— Trecho citado —
5.O DESEQUILÍBRIO DOS PODERES E A INEFETIVIDADE CONSTITUCIONAL
Todo o poder emana do povo, que o exerce por meio de representantes eleitos ou diretamente, segundo o parágrafo único do art. 1º da Constituição Federal. O problema que parece insolúvel, porém, é o referente ao controle do poder, para que os governantes realmente o exerçam de acordo com o interesse público.
O normal, no Brasil, é que os Executivos, federais, estaduais ou municipais, freqüentemente aliados aos órgãos legislativos, sejam sempre tentados a aprovar normas inconstitucionais, sob os mais diversos pretextos, que vão da urgência até à ameaça de ingovernabilidade, atingindo assim com essa legislação os direitos do povo, assegurados pela Constituição.
5.1. As medidas permanentes
Apenas para exemplificar, podemos citar, no plano federal, o abuso das medidas provisórias, que recentemente o Congresso tentou limitar, através da Emenda Constitucional nº 32/01, ou a recente proposta de emenda constitucional que tentou instituir a cobrança da contribuição previdenciária dos aposentados e pensionistas, atingindo direitos adquiridos e as cláusulas pétreas da Constituição Federal.
Os nossos Presidentes, desde o início da última década, têm legislado indiscriminadamente, sem atentarem aos limites constitucionais da relevância e da urgência. Em certas matérias, chegamos ao absurdo de ter medidas provisórias que vêm sendo reeditadas há sete anos. Como justificar, nesses casos extremos, o requisito da urgência? Para que serve o Congresso Nacional, afinal de contas, se o Presidente da República pode legislar sozinho, com muito maior eficiência? No total, o Presidente Fernando Henrique Cardoso, até o fim do ano passado, já havia baixado 239 medidas provisórias, e tinha feito 3.196 reedições, muitas delas com textos modificados, em relação aos anteriores.

— Registros do conjunto —

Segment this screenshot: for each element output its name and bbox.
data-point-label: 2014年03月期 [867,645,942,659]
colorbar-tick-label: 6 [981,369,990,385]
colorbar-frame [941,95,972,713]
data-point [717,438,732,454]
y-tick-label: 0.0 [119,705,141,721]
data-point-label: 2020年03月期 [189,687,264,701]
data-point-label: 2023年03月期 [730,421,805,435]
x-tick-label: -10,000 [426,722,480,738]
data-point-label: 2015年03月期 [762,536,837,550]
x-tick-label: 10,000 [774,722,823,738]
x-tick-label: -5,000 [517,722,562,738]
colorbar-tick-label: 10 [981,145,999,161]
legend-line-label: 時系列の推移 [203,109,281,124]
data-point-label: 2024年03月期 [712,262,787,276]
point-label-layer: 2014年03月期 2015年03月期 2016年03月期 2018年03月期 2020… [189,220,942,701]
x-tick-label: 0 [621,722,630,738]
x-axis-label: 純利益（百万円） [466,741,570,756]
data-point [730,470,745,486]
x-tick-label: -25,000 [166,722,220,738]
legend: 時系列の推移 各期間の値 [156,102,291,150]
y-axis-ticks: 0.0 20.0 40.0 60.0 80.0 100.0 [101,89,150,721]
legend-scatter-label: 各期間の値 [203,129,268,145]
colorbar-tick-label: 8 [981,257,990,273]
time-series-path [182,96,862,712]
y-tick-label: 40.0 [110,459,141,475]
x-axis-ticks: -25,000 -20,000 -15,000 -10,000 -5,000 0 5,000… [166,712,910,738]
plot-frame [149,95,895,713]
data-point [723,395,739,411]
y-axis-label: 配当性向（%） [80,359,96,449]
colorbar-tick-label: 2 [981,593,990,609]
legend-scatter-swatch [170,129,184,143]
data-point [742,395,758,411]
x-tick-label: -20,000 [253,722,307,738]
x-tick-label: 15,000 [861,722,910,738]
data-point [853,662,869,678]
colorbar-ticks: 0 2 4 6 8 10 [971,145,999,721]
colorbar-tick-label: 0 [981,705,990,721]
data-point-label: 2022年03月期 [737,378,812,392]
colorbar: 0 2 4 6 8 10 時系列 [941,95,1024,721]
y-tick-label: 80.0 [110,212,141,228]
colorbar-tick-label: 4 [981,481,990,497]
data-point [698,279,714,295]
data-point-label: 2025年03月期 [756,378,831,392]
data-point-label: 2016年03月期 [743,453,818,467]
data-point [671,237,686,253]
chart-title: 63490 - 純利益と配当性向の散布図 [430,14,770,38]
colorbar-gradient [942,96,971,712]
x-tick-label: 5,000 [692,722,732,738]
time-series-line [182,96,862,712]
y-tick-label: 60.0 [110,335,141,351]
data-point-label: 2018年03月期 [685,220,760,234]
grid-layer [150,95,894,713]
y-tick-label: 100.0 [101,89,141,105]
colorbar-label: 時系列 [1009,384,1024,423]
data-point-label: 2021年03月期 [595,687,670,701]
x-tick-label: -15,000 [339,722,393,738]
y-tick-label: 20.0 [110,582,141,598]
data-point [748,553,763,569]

— Lista de tarefas —
1 - Liste as esferas do Executivo citadas no trecho sobre o desequilíbrio dos poderes.
2 - Transcreva a parte do trecho sobre o desequilíbrio dos poderes que começa nas palavras "Os nossos Presidentes, desde" e vai até as palavras "relação aos anteriores.", incluindo-as.
Os registros formam um material independente do trecho sobre o desequilíbrio dos poderes.

— Respostas por tarefa —
1 - Federais, estaduais e municipais.

2 -
Os nossos Presidentes, desde o início da última década, têm legislado indiscriminadamente, sem atentarem aos limites constitucionais da relevância e da urgência. Em certas matérias, chegamos ao absurdo de ter medidas provisórias que vêm sendo reeditadas há sete anos. Como justificar, nesses casos extremos, o requisito da urgência? Para que serve o Congresso Nacional, afinal de contas, se o Presidente da República pode legislar sozinho, com muito maior eficiência? No total, o Presidente Fernando Henrique Cardoso, até o fim do ano passado, já havia baixado 239 medidas provisórias, e tinha feito 3.196 reedições, muitas delas com textos modificados, em relação aos anteriores.